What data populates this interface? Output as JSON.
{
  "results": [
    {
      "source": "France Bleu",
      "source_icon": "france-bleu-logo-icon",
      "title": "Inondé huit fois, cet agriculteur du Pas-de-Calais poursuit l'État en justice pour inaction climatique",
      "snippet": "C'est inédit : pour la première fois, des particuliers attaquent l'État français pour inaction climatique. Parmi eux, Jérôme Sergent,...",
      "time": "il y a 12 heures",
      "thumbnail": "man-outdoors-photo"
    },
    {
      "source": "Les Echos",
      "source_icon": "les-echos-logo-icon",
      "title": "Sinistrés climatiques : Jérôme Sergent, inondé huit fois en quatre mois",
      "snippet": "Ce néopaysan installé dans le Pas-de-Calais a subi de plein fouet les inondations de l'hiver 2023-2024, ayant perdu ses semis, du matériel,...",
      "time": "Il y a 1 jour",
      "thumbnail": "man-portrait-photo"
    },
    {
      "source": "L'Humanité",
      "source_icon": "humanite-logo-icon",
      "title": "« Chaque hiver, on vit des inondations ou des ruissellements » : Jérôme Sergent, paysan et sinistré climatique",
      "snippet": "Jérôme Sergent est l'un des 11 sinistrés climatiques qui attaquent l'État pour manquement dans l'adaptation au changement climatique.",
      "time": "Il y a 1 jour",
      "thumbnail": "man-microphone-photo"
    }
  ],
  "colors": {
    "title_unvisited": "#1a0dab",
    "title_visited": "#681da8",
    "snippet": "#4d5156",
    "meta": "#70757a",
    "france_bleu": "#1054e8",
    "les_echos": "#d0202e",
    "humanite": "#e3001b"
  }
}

______________________________

■ Required work
Take the listing above and set it down exactly.

■ Completed exercise
What data populates this interface? Output as JSON.
{
  "results": [
    {
      "source": "France Bleu",
      "source_icon": "france-bleu-logo-icon",
      "title": "Inondé huit fois, cet agriculteur du Pas-de-Calais poursuit l'État en justice pour inaction climatique",
      "snippet": "C'est inédit : pour la première fois, des particuliers attaquent l'État français pour inaction climatique. Parmi eux, Jérôme Sergent,...",
      "time": "il y a 12 heures",
      "thumbnail": "man-outdoors-photo"
    },
    {
      "source": "Les Echos",
      "source_icon": "les-echos-logo-icon",
      "title": "Sinistrés climatiques : Jérôme Sergent, inondé huit fois en quatre mois",
      "snippet": "Ce néopaysan installé dans le Pas-de-Calais a subi de plein fouet les inondations de l'hiver 2023-2024, ayant perdu ses semis, du matériel,...",
      "time": "Il y a 1 jour",
      "thumbnail": "man-portrait-photo"
    },
    {
      "source": "L'Humanité",
      "source_icon": "humanite-logo-icon",
      "title": "« Chaque hiver, on vit des inondations ou des ruissellements » : Jérôme Sergent, paysan et sinistré climatique",
      "snippet": "Jérôme Sergent est l'un des 11 sinistrés climatiques qui attaquent l'État pour manquement dans l'adaptation au changement climatique.",
      "time": "Il y a 1 jour",
      "thumbnail": "man-microphone-photo"
    }
  ],
  "colors": {
    "title_unvisited": "#1a0dab",
    "title_visited": "#681da8",
    "snippet": "#4d5156",
    "meta": "#70757a",
    "france_bleu": "#1054e8",
    "les_echos": "#d0202e",
    "humanite": "#e3001b"
  }
}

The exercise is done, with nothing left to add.